Records from a data source:
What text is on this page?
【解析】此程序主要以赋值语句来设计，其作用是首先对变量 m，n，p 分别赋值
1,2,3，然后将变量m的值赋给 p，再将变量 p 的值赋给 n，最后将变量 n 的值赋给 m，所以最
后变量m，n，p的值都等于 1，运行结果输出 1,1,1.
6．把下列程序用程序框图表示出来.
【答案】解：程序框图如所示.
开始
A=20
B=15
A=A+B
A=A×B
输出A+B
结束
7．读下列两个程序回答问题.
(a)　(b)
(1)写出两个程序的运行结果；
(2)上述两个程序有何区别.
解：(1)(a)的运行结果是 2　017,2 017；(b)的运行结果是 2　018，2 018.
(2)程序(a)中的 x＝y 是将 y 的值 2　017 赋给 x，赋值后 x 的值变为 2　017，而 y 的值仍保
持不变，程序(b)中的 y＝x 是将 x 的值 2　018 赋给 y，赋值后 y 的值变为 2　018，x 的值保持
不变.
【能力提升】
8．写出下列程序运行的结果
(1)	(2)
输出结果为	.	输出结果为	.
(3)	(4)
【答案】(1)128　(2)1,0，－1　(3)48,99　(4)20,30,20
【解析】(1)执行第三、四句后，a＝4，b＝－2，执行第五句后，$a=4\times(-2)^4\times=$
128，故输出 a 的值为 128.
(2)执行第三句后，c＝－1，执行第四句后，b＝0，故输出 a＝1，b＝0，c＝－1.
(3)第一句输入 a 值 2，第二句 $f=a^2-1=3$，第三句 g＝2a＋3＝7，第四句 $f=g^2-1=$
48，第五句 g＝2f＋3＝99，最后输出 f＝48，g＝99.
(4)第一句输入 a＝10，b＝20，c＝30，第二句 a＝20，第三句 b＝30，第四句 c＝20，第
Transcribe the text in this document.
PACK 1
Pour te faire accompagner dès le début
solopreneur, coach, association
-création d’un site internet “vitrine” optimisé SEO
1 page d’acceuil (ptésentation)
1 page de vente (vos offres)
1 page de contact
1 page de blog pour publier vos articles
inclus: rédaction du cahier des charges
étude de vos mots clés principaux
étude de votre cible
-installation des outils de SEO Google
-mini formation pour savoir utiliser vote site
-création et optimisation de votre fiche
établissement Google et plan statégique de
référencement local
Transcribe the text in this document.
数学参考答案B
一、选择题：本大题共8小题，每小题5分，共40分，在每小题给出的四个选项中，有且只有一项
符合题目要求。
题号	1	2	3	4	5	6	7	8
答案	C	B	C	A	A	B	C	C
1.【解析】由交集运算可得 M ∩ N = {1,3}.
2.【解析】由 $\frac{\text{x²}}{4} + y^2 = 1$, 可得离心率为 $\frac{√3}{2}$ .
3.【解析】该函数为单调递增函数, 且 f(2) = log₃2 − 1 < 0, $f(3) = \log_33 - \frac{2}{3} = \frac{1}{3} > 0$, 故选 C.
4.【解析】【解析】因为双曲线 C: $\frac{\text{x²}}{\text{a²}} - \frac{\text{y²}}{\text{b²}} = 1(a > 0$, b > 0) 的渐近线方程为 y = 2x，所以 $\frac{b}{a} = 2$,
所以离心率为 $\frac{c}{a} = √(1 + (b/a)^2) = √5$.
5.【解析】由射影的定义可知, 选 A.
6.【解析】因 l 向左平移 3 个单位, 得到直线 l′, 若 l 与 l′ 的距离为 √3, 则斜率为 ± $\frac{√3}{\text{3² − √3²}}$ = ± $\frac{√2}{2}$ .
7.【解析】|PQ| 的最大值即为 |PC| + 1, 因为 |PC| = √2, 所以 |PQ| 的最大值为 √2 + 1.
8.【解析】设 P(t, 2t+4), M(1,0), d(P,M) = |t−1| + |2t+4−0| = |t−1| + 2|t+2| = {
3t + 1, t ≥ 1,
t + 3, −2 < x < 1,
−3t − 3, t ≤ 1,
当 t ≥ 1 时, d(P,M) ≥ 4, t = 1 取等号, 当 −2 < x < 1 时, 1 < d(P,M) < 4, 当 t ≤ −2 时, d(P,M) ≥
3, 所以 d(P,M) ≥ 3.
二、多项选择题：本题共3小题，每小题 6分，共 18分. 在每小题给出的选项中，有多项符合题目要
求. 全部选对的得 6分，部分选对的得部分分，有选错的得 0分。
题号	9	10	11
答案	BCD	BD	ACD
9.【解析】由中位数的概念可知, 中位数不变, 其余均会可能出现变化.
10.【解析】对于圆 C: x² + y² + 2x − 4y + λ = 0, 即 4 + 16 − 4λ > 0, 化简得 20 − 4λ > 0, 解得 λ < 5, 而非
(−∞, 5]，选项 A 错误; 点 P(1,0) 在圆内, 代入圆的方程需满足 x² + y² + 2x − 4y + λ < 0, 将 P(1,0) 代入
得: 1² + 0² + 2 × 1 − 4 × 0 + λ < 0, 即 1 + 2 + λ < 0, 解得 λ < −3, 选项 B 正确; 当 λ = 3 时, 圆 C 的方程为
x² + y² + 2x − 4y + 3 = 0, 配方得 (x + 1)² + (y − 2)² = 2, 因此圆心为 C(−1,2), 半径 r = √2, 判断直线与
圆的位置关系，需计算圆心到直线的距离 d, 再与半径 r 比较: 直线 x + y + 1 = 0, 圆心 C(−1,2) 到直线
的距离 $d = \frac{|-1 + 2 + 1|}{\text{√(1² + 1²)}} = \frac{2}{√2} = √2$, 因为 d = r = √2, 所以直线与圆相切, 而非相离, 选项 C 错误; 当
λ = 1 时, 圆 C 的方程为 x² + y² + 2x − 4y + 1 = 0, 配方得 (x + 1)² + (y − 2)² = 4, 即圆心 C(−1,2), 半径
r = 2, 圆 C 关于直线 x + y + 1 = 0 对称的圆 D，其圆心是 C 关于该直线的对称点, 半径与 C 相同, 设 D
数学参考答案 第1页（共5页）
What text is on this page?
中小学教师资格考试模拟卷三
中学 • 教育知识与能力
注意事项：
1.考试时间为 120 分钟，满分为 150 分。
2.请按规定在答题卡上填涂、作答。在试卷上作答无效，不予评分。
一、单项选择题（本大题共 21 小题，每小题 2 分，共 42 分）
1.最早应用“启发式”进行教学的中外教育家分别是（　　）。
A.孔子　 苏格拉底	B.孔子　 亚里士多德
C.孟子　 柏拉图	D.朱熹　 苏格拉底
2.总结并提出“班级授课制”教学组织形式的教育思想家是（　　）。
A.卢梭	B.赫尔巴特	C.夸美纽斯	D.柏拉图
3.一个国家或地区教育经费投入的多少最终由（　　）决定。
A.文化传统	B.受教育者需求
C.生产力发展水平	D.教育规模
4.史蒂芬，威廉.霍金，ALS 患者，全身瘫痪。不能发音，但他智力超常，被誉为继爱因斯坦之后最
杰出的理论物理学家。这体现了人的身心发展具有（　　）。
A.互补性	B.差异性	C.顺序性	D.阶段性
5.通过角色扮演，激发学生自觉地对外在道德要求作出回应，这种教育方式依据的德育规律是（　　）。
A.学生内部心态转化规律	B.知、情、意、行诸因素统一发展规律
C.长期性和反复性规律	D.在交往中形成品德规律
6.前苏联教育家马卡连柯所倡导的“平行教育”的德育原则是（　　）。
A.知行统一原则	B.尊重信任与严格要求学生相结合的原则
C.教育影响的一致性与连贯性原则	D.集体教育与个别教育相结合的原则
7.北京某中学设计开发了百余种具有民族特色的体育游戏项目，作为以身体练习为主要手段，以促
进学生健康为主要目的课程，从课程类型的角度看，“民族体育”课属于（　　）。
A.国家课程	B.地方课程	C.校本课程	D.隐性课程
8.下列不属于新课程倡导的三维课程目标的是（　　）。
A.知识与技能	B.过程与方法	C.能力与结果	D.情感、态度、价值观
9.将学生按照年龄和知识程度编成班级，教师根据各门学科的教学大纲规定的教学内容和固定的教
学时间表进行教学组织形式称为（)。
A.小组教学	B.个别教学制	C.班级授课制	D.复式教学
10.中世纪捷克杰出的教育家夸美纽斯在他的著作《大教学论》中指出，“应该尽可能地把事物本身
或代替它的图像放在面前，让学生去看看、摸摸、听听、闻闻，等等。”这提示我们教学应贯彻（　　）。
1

Exercise aim
Only lines with "site" are wanted here; list each of them.

Output of the task
-création d’un site internet “vitrine” optimisé SEO
-mini formation pour savoir utiliser vote site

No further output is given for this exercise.